Garden of Eatin’

After having rain for what feels like every day for a month here in the Pittsburgh region, my raised bed gardens have literally exploded into a barely manageable Jungle of Eden.  Every year I say I will cut back on the amount of plants I shove into my raised beds.  Every year I can’t bring myself to NOT plant every seedling that I grow.  I desperately need to make some local gardening friends who will take my seedlings.

This is my raised bed garden on May 23rd.  All of these plants were grown from seed.

From left to right:  Thyme, Bean Purple Teepee Beans, 2 Rutgers Tomato Plants, 2 Marigold Plants, 2 Al-Kuffa Tomato Plants, Black Carrot Seeds, Cosmic Carrot Seeds, and more Thyme.

This is my raised bed on July 13th:

"Determinate" tomato plants have grown taller than me.
“Determinate” tomato plants have grown taller than me!

The wood contraption is to help support my tomato plants (trees).  Both Rugters and Al-Kuffa were supposed to be “dwarf” determinate plants, but they are huge.  Even my Marigold plants are like bushes.  I only have green tomatoes so far… hopefully they’ll turn red soon.  With determinate plants, they will most likely all ripen at the same time.  There will be a shit-ton of tomatoes as long as they don’t get some freaky fungus from all the rain.

Al-Kuffa Tomato Clusters
More Al-Kuffa Tomato Clusters


Rutgers Tomatoes


I love purple beans because their bright color make them very easy to harvest.  Purple beans turn green when they are cooked.  Oooooh soooo many magical beans…

My carrots are getting a bit smothered by my tomatoes, but this happened in my garden last year, and they came back with a vengeance once everything else died.  Let me clarify… I’m talking carrots the size of my calf.  So, I’m trying the same technique this year: direct sow, smother with other plants, MONSTER CARROT TAKE OVER.  They are starting to pop up through my thyme.

Ok, so now onto my other raised bed.  This was my bed as of May 25th.

Left to right: Marigold, garlic, peppers, and Snow Peas and Desiree Garden Peas

This is my raised bed as of July 13th:

I want to camp out in here.

I think I really need to chop off or kill the marigold plant on the far left.  I have no idea why it is so freaking huge.

With the hopes of producing some big, fat, juicy garlic bulbs, I harvested some of my garlic scapes a few weeks back (and I left some on as an experiment).  I meant to write a blog on it, but neglected to do so.  Some say cutting the scape (the long curly cue part with the flower head filled with garlic bulbils) forces the plant to exert its energy on growing the garlic bulb underground instead of the flower up top.  My garlic stalks have a much thicker girth than the ones I had last year!  I chopped up the garlic scapes and used them in a stir fry.  They were surprisingly very, very mild tasting.

Since the leaves are starting to die, I might be digging my garlic bulbs up soon!

Now onto my specific pepper plants.  I am very excited because my peppers did not do so hot last year.  It has been VERY humid here the last couple months, so maybe they are basking in the hot, sticky heat.  They still have some color changing metamorphosis to go through, but they are growing big and abundantly!

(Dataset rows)
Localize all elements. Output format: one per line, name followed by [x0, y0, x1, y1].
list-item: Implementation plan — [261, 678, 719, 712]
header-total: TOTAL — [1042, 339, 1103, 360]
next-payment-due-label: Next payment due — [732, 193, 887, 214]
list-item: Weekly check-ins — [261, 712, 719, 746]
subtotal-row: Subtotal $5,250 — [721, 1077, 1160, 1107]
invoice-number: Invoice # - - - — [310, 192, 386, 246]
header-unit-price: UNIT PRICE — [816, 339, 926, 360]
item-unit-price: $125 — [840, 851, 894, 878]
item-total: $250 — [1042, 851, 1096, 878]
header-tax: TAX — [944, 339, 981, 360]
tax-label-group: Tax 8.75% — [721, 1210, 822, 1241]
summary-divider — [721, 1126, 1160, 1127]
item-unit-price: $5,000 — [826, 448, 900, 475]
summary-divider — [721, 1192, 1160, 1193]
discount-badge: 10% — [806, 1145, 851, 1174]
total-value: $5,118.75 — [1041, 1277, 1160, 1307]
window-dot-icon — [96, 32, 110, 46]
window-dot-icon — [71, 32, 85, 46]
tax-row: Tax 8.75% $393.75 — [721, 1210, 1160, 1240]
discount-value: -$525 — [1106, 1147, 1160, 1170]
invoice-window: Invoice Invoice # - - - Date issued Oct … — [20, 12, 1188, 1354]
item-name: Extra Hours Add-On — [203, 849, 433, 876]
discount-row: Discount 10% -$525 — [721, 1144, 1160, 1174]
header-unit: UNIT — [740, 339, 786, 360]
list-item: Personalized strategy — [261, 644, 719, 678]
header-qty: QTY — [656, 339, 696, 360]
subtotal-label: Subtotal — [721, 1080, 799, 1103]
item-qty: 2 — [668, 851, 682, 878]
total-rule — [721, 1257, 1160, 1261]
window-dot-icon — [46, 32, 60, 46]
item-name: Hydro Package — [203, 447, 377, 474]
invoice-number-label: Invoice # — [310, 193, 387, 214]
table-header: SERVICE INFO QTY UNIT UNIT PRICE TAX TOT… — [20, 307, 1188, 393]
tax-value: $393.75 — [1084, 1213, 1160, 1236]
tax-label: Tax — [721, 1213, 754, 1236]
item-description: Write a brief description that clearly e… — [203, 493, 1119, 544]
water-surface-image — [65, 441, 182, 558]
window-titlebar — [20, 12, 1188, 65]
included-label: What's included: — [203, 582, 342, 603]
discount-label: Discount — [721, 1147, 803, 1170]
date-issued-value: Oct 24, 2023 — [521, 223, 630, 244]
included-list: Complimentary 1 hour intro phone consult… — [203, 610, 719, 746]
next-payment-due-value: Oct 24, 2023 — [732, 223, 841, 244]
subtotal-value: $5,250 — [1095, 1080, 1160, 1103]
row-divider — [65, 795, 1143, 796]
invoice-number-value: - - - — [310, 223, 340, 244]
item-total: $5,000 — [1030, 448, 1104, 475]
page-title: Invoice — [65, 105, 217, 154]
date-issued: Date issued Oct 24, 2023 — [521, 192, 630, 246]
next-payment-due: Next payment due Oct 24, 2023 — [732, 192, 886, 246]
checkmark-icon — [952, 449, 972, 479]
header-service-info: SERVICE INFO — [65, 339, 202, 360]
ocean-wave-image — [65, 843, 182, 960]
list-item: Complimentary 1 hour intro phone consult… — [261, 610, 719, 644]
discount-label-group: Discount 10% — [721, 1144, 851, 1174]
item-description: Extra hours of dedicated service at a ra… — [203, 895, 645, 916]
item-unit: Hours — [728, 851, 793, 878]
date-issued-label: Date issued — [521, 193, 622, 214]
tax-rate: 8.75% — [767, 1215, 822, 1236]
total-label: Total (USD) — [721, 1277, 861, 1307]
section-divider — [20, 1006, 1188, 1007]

REQUIREMENT 1
According to the garden post, what color do purple beans turn when they are cooked?
REQUIREMENT 2
Extract the passage of the garden post from "I think I really" to "very mild tasting.".
The items bear no relation to the garden post.

EXERCISE RESPONSE 1
They turn green.

EXERCISE RESPONSE 2
I think I really need to chop off or kill the marigold plant on the far left.  I have no idea why it is so freaking huge.

With the hopes of producing some big, fat, juicy garlic bulbs, I harvested some of my garlic scapes a few weeks back (and I left some on as an experiment).  I meant to write a blog on it, but neglected to do so.  Some say cutting the scape (the long curly cue part with the flower head filled with garlic bulbils) forces the plant to exert its energy on growing the garlic bulb underground instead of the flower up top.  My garlic stalks have a much thicker girth than the ones I had last year!  I chopped up the garlic scapes and used them in a stir fry.  They were surprisingly very, very mild tasting.